Your goal:
Write the records below out again exactly as given, with no images.

-- Excerpted data start --

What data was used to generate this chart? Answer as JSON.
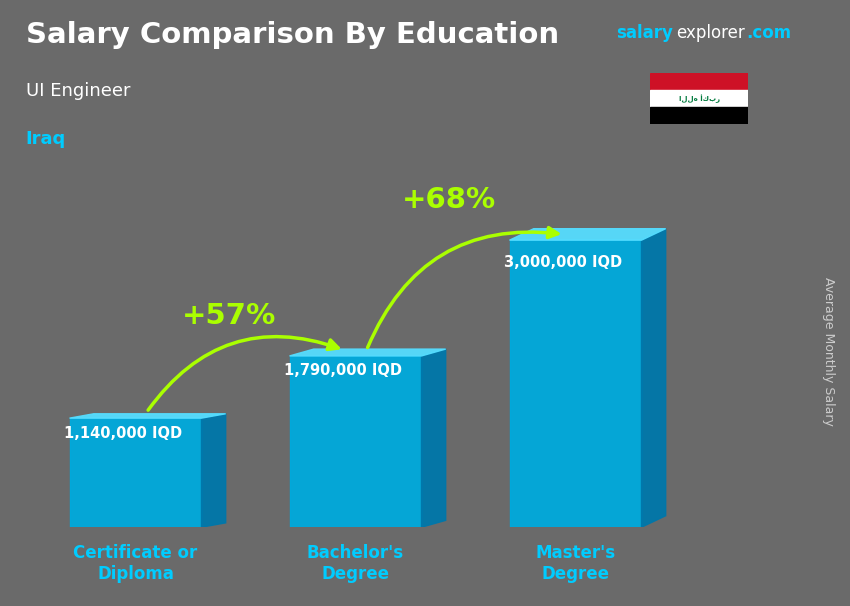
{
  "title": "Salary Comparison By Education",
  "subtitle": "UI Engineer",
  "country": "Iraq",
  "ylabel": "Average Monthly Salary",
  "categories": [
    "Certificate or\nDiploma",
    "Bachelor's\nDegree",
    "Master's\nDegree"
  ],
  "values": [
    1140000,
    1790000,
    3000000
  ],
  "value_labels": [
    "1,140,000 IQD",
    "1,790,000 IQD",
    "3,000,000 IQD"
  ],
  "pct_labels": [
    "+57%",
    "+68%"
  ],
  "bar_color_top": "#55ddff",
  "bar_color_main": "#00aadd",
  "bar_color_side": "#0077aa",
  "background_color": "#6a6a6a",
  "title_color": "#ffffff",
  "subtitle_color": "#ffffff",
  "country_color": "#00ccff",
  "value_label_color": "#ffffff",
  "pct_color": "#aaff00",
  "arrow_color": "#aaff00",
  "xlabel_color": "#00ccff",
  "ylabel_color": "#cccccc",
  "bar_positions": [
    1.0,
    3.0,
    5.0
  ],
  "bar_width": 1.2,
  "ylim": [
    0,
    3800000
  ],
  "site_salary_color": "#00ccff",
  "site_explorer_color": "#ffffff",
  "site_com_color": "#00ccff"
}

-- Excerpted data end --

Task result:
What data was used to generate this chart? Answer as JSON.
{
  "title": "Salary Comparison By Education",
  "subtitle": "UI Engineer",
  "country": "Iraq",
  "ylabel": "Average Monthly Salary",
  "categories": [
    "Certificate or\nDiploma",
    "Bachelor's\nDegree",
    "Master's\nDegree"
  ],
  "values": [
    1140000,
    1790000,
    3000000
  ],
  "value_labels": [
    "1,140,000 IQD",
    "1,790,000 IQD",
    "3,000,000 IQD"
  ],
  "pct_labels": [
    "+57%",
    "+68%"
  ],
  "bar_color_top": "#55ddff",
  "bar_color_main": "#00aadd",
  "bar_color_side": "#0077aa",
  "background_color": "#6a6a6a",
  "title_color": "#ffffff",
  "subtitle_color": "#ffffff",
  "country_color": "#00ccff",
  "value_label_color": "#ffffff",
  "pct_color": "#aaff00",
  "arrow_color": "#aaff00",
  "xlabel_color": "#00ccff",
  "ylabel_color": "#cccccc",
  "bar_positions": [
    1.0,
    3.0,
    5.0
  ],
  "bar_width": 1.2,
  "ylim": [
    0,
    3800000
  ],
  "site_salary_color": "#00ccff",
  "site_explorer_color": "#ffffff",
  "site_com_color": "#00ccff"
}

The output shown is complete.